## [Work instructions]
Omit all pictures, then retype the data exactly as given.

## [Data entries]
◆ ◆ ◆ ◆ ◆

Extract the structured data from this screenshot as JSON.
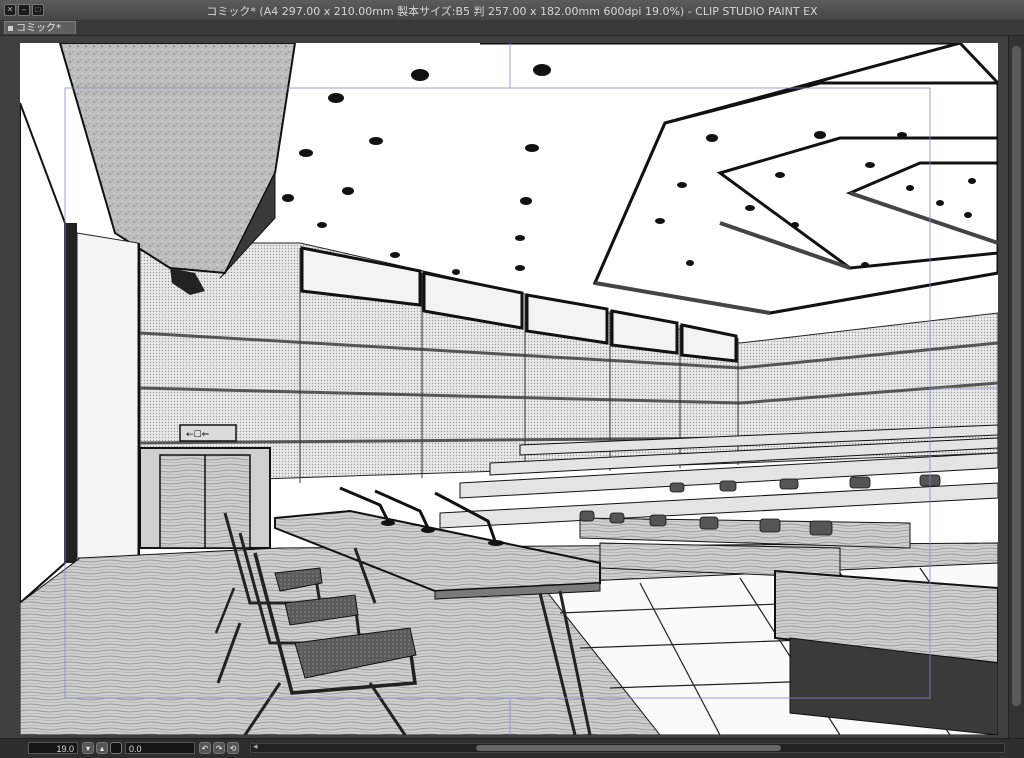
{
  "window": {
    "title": "コミック* (A4 297.00 x 210.00mm 製本サイズ:B5 判 257.00 x 182.00mm 600dpi 19.0%)  - CLIP STUDIO PAINT EX",
    "close_glyph": "✕",
    "minimize_glyph": "–",
    "maximize_glyph": "□"
  },
  "tabs": [
    {
      "label": "コミック*"
    }
  ],
  "canvas": {
    "subject": "lecture hall perspective illustration (manga line art)",
    "background_color": "#ffffff"
  },
  "statusbar": {
    "zoom_value": "19.0",
    "rotation_value": "0.0",
    "zoom_down_glyph": "▾",
    "zoom_up_glyph": "▴",
    "rotate_left_glyph": "↶",
    "rotate_right_glyph": "↷",
    "reset_glyph": "⟲",
    "scroll_left_glyph": "◂"
  },
  "colors": {
    "chrome_dark": "#3c3c3c",
    "title_text": "#d6d6d6"
  }
}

◆ ◆ ◆ ◆ ◆

## [Final result]
Extract the structured data from this screenshot as JSON.
{
  "window": {
    "title": "コミック* (A4 297.00 x 210.00mm 製本サイズ:B5 判 257.00 x 182.00mm 600dpi 19.0%)  - CLIP STUDIO PAINT EX",
    "close_glyph": "✕",
    "minimize_glyph": "–",
    "maximize_glyph": "□"
  },
  "tabs": [
    {
      "label": "コミック*"
    }
  ],
  "canvas": {
    "subject": "lecture hall perspective illustration (manga line art)",
    "background_color": "#ffffff"
  },
  "statusbar": {
    "zoom_value": "19.0",
    "rotation_value": "0.0",
    "zoom_down_glyph": "▾",
    "zoom_up_glyph": "▴",
    "rotate_left_glyph": "↶",
    "rotate_right_glyph": "↷",
    "reset_glyph": "⟲",
    "scroll_left_glyph": "◂"
  },
  "colors": {
    "chrome_dark": "#3c3c3c",
    "title_text": "#d6d6d6"
  }
}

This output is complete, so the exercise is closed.